# RECORDS FOR THIS TASK
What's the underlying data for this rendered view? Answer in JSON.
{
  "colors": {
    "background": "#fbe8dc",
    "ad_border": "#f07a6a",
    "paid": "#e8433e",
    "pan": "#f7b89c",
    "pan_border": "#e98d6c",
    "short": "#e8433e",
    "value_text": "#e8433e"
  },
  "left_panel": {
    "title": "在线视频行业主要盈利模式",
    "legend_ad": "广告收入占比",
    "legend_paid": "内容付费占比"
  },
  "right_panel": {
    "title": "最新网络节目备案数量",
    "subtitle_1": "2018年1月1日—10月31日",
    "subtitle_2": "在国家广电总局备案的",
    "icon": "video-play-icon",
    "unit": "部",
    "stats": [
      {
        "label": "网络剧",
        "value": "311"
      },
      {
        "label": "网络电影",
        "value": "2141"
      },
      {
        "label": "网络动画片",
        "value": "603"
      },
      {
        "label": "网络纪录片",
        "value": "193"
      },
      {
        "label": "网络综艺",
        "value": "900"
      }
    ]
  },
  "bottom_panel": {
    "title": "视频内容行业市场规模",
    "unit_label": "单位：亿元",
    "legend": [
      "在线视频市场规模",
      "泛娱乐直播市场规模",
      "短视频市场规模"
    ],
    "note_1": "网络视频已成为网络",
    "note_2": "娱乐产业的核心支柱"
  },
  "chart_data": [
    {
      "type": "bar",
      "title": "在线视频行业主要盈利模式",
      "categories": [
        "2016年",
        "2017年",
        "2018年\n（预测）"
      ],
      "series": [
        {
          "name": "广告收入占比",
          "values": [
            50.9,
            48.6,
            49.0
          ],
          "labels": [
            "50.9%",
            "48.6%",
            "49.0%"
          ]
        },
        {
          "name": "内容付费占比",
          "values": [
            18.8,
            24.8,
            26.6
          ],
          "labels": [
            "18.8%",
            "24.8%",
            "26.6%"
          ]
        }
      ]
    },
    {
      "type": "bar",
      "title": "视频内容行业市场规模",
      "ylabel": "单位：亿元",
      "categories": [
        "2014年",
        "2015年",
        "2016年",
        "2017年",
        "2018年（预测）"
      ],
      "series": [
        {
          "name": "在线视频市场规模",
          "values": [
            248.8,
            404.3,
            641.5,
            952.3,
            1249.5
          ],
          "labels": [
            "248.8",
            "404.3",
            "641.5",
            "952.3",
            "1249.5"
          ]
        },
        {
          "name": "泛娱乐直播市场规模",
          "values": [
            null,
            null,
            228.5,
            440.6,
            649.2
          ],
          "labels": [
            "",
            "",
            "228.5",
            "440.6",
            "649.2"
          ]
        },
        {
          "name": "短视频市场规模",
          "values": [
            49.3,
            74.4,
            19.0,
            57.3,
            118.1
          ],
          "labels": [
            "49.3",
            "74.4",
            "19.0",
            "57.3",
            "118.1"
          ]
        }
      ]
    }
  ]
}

# REQUIRED WORK
Return every line of the preceding records in which the word "在线视频行业主要盈利模式" appears.

# CORRECT ANSWER
    "title": "在线视频行业主要盈利模式",
      "title": "在线视频行业主要盈利模式",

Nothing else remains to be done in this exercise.